Your task is to repeat all of the data exactly while excluding the pictures.

[Items from a data source]
::::::::::
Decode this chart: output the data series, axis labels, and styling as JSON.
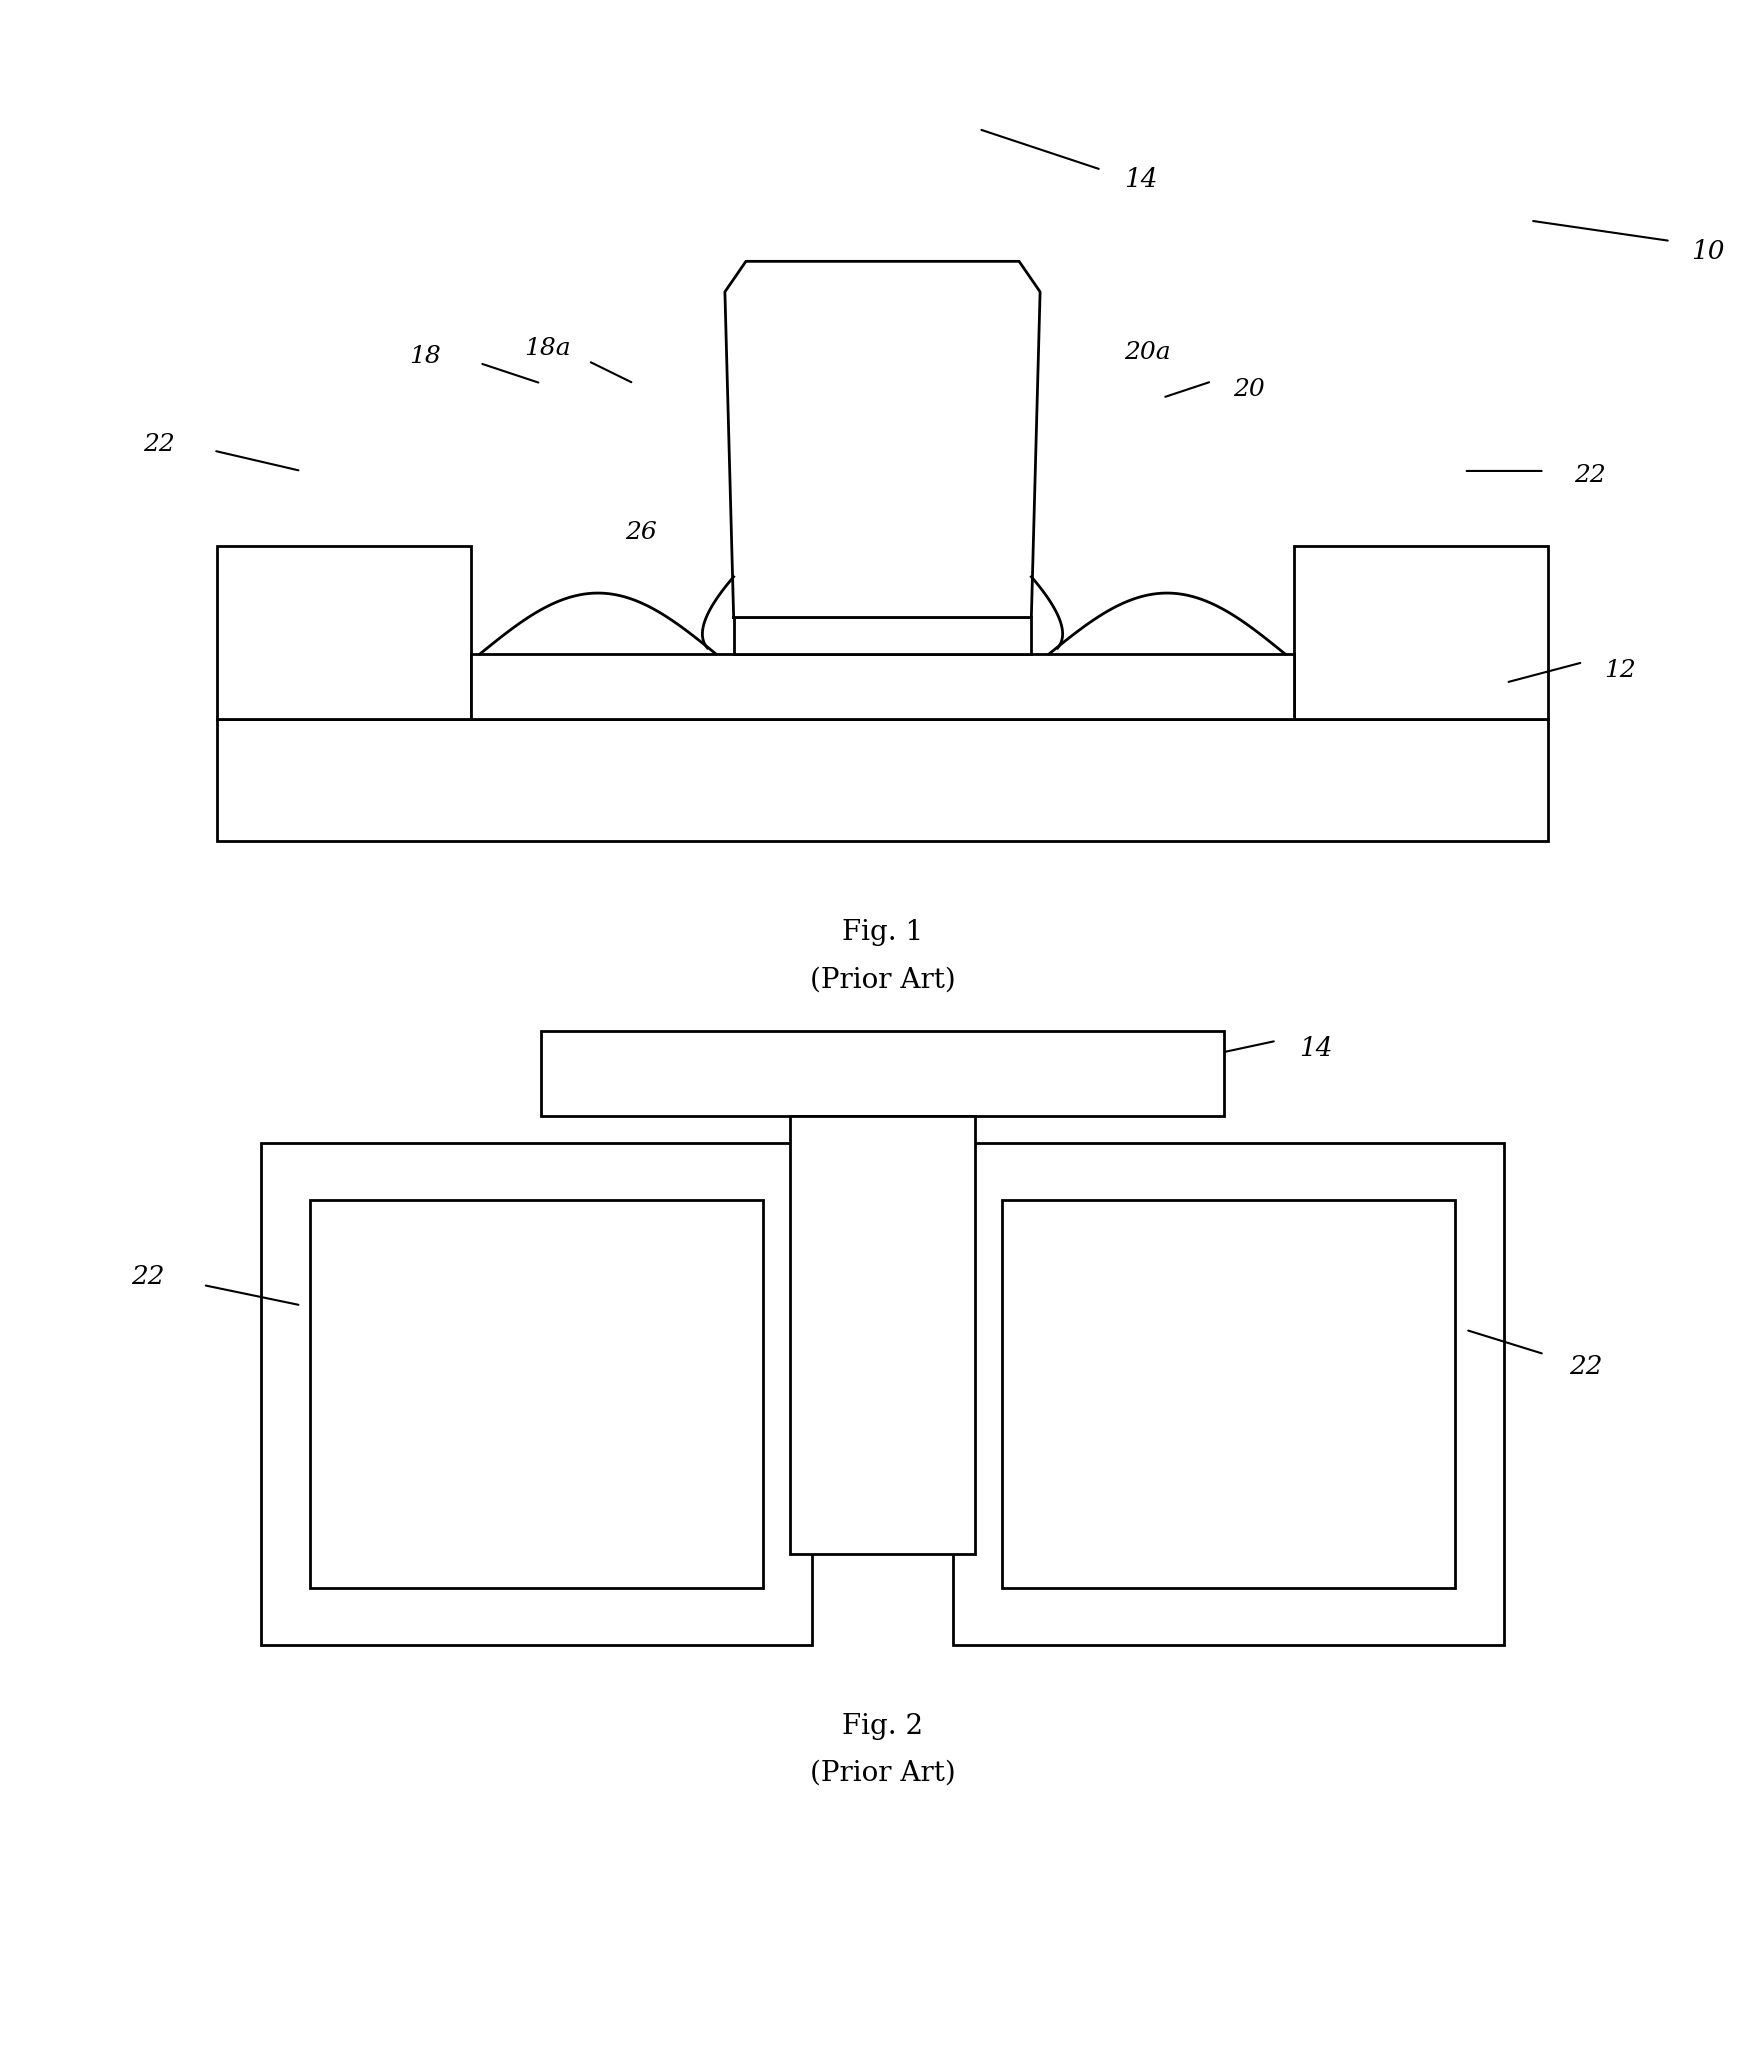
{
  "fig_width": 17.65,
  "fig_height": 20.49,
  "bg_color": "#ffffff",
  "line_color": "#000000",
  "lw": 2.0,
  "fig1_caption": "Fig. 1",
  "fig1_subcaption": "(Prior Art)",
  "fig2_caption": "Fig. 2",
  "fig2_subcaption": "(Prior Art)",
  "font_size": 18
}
::::::::::
__Answer to this problem__.
Decode this chart: output the data series, axis labels, and styling as JSON.
{
  "fig_width": 17.65,
  "fig_height": 20.49,
  "bg_color": "#ffffff",
  "line_color": "#000000",
  "lw": 2.0,
  "fig1_caption": "Fig. 1",
  "fig1_subcaption": "(Prior Art)",
  "fig2_caption": "Fig. 2",
  "fig2_subcaption": "(Prior Art)",
  "font_size": 18
}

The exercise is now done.